What to do:
Gather every line of the entries that includes the word "date".

Dataset excerpts:
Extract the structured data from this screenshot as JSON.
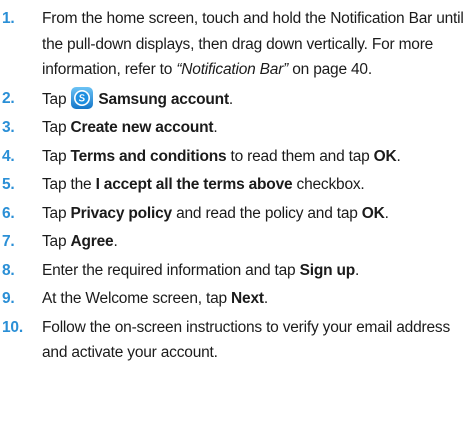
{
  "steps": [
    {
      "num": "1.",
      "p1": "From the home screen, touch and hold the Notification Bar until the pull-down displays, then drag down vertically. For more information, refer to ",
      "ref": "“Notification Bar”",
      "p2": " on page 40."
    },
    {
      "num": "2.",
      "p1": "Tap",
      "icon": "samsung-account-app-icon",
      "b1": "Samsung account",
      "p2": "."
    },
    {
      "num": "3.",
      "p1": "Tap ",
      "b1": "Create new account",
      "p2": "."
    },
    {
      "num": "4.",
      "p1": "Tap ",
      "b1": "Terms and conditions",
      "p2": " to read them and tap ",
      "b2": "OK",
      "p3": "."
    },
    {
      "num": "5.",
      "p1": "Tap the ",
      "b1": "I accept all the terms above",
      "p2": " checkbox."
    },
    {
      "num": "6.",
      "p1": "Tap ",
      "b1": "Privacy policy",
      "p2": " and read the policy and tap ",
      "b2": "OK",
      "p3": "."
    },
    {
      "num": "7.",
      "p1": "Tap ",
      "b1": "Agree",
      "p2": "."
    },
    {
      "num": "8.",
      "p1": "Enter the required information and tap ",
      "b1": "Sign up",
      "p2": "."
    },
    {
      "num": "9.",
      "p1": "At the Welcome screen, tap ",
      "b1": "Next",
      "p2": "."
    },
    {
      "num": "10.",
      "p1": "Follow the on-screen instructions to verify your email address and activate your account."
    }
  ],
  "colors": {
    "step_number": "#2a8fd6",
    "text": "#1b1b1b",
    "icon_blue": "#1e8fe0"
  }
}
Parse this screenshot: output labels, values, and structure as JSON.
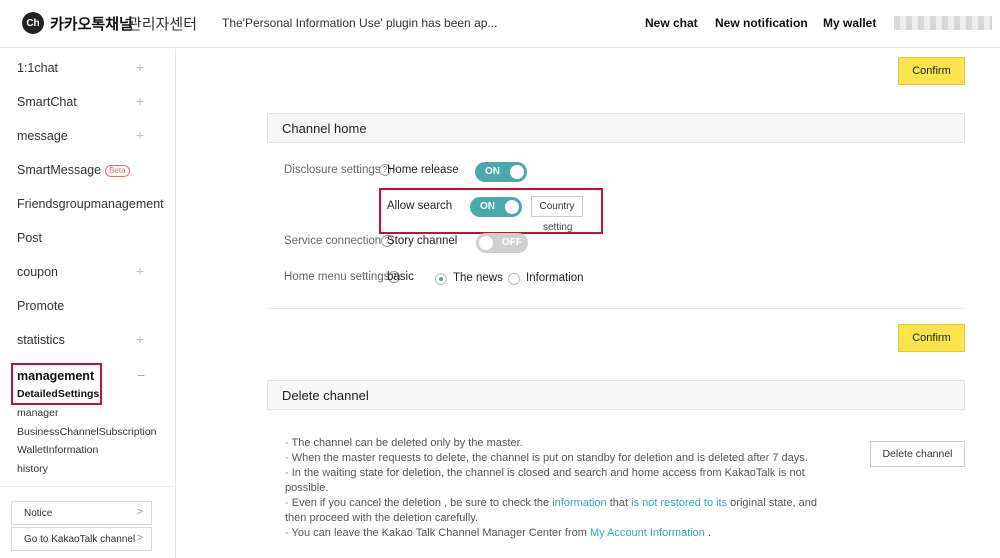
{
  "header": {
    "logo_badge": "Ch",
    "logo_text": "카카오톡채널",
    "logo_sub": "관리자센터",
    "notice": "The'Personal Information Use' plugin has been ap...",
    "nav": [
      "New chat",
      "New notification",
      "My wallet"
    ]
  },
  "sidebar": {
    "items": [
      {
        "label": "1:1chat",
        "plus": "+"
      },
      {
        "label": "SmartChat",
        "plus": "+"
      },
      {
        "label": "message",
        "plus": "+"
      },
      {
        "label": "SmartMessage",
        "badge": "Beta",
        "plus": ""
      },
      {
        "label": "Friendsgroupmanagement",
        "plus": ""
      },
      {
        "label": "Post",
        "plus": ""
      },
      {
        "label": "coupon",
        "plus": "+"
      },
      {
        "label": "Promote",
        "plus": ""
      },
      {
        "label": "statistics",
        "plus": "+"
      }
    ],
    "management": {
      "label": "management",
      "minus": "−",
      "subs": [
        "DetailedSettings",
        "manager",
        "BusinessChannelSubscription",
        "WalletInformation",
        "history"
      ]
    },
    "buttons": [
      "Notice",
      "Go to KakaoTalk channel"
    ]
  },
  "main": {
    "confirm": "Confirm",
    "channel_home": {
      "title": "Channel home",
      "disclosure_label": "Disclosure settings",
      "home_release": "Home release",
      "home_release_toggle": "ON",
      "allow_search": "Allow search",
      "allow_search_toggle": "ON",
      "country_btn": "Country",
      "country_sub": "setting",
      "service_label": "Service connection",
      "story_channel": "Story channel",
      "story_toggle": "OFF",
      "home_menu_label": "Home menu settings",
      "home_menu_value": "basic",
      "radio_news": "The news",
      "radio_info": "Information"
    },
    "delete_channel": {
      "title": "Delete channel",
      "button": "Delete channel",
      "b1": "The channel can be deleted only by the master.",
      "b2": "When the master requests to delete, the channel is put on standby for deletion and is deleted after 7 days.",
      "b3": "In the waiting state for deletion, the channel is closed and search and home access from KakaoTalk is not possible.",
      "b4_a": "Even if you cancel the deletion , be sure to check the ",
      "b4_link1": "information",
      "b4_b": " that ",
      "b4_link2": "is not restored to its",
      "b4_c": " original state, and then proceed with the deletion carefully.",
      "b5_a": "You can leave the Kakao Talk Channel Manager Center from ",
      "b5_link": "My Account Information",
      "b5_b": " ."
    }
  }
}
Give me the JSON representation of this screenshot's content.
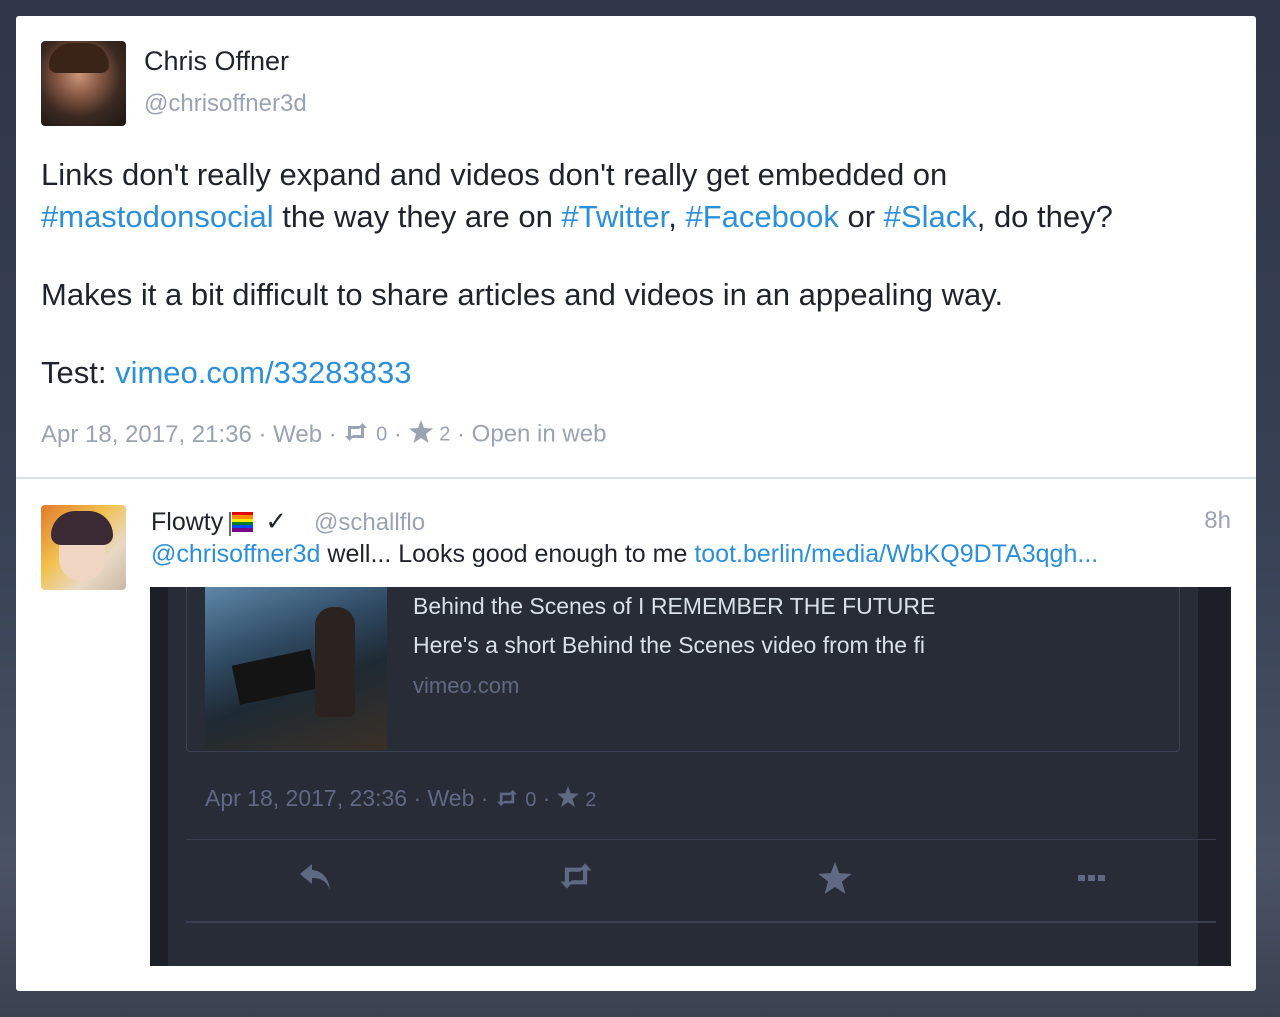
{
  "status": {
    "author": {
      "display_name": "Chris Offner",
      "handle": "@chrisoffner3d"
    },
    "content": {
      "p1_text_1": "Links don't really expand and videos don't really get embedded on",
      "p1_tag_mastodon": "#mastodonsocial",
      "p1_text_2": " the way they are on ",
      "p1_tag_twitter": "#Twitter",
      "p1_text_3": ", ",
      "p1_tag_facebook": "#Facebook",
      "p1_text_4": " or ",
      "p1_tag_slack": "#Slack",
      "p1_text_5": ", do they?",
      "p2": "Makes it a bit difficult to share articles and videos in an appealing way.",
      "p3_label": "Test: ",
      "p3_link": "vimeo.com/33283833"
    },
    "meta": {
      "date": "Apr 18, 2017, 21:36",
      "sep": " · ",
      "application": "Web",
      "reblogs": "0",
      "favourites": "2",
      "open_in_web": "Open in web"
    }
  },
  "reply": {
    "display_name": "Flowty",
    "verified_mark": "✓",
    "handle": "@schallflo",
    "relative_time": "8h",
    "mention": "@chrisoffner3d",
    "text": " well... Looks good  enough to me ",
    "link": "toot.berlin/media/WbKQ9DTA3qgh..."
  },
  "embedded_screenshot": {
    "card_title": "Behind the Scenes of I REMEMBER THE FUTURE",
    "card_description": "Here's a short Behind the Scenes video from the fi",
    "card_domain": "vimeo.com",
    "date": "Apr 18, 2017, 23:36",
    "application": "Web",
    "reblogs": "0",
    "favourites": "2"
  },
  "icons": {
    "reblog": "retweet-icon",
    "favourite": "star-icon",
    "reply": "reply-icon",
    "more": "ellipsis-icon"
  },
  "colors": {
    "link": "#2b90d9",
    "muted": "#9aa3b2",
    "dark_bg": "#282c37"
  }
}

Response to this exercise:
      "date": "Apr 18, 2017, 21:36",
    "date": "Apr 18, 2017, 23:36",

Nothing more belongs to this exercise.